====== MATERIAL SUPPLIED ======

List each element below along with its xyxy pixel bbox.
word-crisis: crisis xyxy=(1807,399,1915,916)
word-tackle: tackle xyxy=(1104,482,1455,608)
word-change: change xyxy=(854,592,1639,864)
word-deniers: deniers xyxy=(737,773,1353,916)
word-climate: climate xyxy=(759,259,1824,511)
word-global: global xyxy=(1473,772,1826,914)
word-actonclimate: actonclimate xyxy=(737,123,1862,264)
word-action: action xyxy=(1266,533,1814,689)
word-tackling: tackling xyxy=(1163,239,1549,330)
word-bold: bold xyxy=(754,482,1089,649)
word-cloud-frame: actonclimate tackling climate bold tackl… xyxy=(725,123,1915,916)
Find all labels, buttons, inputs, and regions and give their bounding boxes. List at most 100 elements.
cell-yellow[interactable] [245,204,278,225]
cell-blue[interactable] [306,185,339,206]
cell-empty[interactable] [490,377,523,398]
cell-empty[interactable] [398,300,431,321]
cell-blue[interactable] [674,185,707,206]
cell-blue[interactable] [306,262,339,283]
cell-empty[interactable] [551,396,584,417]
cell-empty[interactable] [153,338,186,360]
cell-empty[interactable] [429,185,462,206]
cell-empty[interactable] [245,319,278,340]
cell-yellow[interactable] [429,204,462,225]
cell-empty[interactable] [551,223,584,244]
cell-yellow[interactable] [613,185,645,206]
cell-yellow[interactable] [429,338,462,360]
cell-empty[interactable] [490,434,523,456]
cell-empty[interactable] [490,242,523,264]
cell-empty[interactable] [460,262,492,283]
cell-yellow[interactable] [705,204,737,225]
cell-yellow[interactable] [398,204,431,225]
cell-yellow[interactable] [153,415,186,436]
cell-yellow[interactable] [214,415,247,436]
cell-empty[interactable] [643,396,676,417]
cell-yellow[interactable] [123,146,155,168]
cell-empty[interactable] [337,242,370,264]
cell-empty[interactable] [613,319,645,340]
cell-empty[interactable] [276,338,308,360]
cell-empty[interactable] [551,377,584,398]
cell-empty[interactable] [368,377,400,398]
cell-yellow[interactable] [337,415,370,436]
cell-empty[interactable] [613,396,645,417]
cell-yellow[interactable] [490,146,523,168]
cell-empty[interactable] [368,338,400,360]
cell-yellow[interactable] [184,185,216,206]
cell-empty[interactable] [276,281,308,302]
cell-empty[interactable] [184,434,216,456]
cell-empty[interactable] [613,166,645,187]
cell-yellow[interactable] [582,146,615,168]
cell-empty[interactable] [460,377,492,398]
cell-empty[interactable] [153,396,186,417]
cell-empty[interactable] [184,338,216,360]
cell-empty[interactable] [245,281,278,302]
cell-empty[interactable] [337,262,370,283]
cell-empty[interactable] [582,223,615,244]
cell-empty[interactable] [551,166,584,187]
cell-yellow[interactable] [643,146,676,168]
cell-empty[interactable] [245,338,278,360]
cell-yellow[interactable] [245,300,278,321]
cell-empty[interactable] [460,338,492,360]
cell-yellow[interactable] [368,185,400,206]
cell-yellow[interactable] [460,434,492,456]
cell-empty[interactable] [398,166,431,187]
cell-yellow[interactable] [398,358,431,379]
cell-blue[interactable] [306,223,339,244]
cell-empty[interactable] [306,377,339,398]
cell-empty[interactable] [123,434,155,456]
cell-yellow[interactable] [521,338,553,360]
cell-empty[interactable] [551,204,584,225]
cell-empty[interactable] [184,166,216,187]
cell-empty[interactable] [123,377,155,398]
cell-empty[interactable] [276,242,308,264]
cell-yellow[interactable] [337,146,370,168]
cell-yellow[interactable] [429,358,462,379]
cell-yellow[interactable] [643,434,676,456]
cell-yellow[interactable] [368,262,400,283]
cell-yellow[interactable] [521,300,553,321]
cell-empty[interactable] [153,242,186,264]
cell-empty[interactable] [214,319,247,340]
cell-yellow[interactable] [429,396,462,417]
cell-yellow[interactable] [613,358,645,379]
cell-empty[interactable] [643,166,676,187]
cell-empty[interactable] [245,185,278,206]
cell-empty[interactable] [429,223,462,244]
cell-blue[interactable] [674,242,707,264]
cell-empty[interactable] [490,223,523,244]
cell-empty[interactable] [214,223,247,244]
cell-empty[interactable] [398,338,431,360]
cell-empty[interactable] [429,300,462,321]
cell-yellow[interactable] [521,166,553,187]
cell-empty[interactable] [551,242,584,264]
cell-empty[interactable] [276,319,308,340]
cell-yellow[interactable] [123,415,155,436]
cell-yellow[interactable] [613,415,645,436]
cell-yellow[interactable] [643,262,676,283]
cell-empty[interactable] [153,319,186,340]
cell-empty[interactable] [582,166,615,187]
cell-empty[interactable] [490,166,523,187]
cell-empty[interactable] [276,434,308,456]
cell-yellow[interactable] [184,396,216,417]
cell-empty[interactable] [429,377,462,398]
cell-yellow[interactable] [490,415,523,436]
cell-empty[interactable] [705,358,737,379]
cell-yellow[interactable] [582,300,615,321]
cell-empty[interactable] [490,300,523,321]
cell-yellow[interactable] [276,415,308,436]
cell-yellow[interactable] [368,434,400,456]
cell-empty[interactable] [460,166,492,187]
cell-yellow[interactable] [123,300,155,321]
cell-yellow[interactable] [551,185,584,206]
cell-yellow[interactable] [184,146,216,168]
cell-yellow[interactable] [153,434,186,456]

======

- TASK REQUIREMENTS
Reproduce every line of the items above, character for character, with nothing altered or left out.

- SOLUTION FOR THIS EXERCISE
List each element below along with its xyxy pixel bbox.
word-crisis: crisis xyxy=(1807,399,1915,916)
word-tackle: tackle xyxy=(1104,482,1455,608)
word-change: change xyxy=(854,592,1639,864)
word-deniers: deniers xyxy=(737,773,1353,916)
word-climate: climate xyxy=(759,259,1824,511)
word-global: global xyxy=(1473,772,1826,914)
word-actonclimate: actonclimate xyxy=(737,123,1862,264)
word-action: action xyxy=(1266,533,1814,689)
word-tackling: tackling xyxy=(1163,239,1549,330)
word-bold: bold xyxy=(754,482,1089,649)
word-cloud-frame: actonclimate tackling climate bold tackl… xyxy=(725,123,1915,916)
Find all labels, buttons, inputs, and regions and give their bounding boxes. List at most 100 elements.
cell-yellow[interactable] [245,204,278,225]
cell-blue[interactable] [306,185,339,206]
cell-empty[interactable] [490,377,523,398]
cell-empty[interactable] [398,300,431,321]
cell-blue[interactable] [674,185,707,206]
cell-blue[interactable] [306,262,339,283]
cell-empty[interactable] [551,396,584,417]
cell-empty[interactable] [153,338,186,360]
cell-empty[interactable] [429,185,462,206]
cell-empty[interactable] [245,319,278,340]
cell-yellow[interactable] [429,204,462,225]
cell-empty[interactable] [551,223,584,244]
cell-yellow[interactable] [613,185,645,206]
cell-yellow[interactable] [429,338,462,360]
cell-empty[interactable] [490,434,523,456]
cell-empty[interactable] [490,242,523,264]
cell-empty[interactable] [460,262,492,283]
cell-yellow[interactable] [705,204,737,225]
cell-yellow[interactable] [398,204,431,225]
cell-yellow[interactable] [153,415,186,436]
cell-yellow[interactable] [214,415,247,436]
cell-empty[interactable] [643,396,676,417]
cell-yellow[interactable] [123,146,155,168]
cell-empty[interactable] [337,242,370,264]
cell-empty[interactable] [613,319,645,340]
cell-empty[interactable] [276,338,308,360]
cell-empty[interactable] [551,377,584,398]
cell-empty[interactable] [368,377,400,398]
cell-yellow[interactable] [337,415,370,436]
cell-empty[interactable] [613,396,645,417]
cell-yellow[interactable] [490,146,523,168]
cell-empty[interactable] [368,338,400,360]
cell-yellow[interactable] [184,185,216,206]
cell-empty[interactable] [276,281,308,302]
cell-empty[interactable] [184,434,216,456]
cell-empty[interactable] [613,166,645,187]
cell-yellow[interactable] [582,146,615,168]
cell-empty[interactable] [460,377,492,398]
cell-empty[interactable] [153,396,186,417]
cell-empty[interactable] [184,338,216,360]
cell-empty[interactable] [245,281,278,302]
cell-empty[interactable] [337,262,370,283]
cell-empty[interactable] [582,223,615,244]
cell-empty[interactable] [551,166,584,187]
cell-yellow[interactable] [643,146,676,168]
cell-empty[interactable] [245,338,278,360]
cell-yellow[interactable] [245,300,278,321]
cell-empty[interactable] [460,338,492,360]
cell-yellow[interactable] [368,185,400,206]
cell-yellow[interactable] [460,434,492,456]
cell-empty[interactable] [398,166,431,187]
cell-yellow[interactable] [398,358,431,379]
cell-blue[interactable] [306,223,339,244]
cell-empty[interactable] [306,377,339,398]
cell-empty[interactable] [123,434,155,456]
cell-yellow[interactable] [521,338,553,360]
cell-empty[interactable] [551,204,584,225]
cell-empty[interactable] [184,166,216,187]
cell-empty[interactable] [123,377,155,398]
cell-empty[interactable] [276,242,308,264]
cell-yellow[interactable] [337,146,370,168]
cell-yellow[interactable] [429,358,462,379]
cell-yellow[interactable] [643,434,676,456]
cell-yellow[interactable] [368,262,400,283]
cell-yellow[interactable] [521,300,553,321]
cell-empty[interactable] [153,242,186,264]
cell-empty[interactable] [214,319,247,340]
cell-yellow[interactable] [429,396,462,417]
cell-yellow[interactable] [613,358,645,379]
cell-empty[interactable] [643,166,676,187]
cell-empty[interactable] [245,185,278,206]
cell-empty[interactable] [429,223,462,244]
cell-blue[interactable] [674,242,707,264]
cell-empty[interactable] [490,223,523,244]
cell-empty[interactable] [214,223,247,244]
cell-empty[interactable] [398,338,431,360]
cell-empty[interactable] [429,300,462,321]
cell-yellow[interactable] [521,166,553,187]
cell-empty[interactable] [551,242,584,264]
cell-empty[interactable] [276,319,308,340]
cell-yellow[interactable] [123,415,155,436]
cell-yellow[interactable] [613,415,645,436]
cell-yellow[interactable] [643,262,676,283]
cell-empty[interactable] [153,319,186,340]
cell-empty[interactable] [582,166,615,187]
cell-empty[interactable] [490,166,523,187]
cell-empty[interactable] [276,434,308,456]
cell-yellow[interactable] [184,396,216,417]
cell-empty[interactable] [429,377,462,398]
cell-yellow[interactable] [490,415,523,436]
cell-empty[interactable] [705,358,737,379]
cell-yellow[interactable] [582,300,615,321]
cell-empty[interactable] [490,300,523,321]
cell-yellow[interactable] [276,415,308,436]
cell-yellow[interactable] [368,434,400,456]
cell-empty[interactable] [460,166,492,187]
cell-yellow[interactable] [123,300,155,321]
cell-yellow[interactable] [551,185,584,206]
cell-yellow[interactable] [184,146,216,168]
cell-yellow[interactable] [153,434,186,456]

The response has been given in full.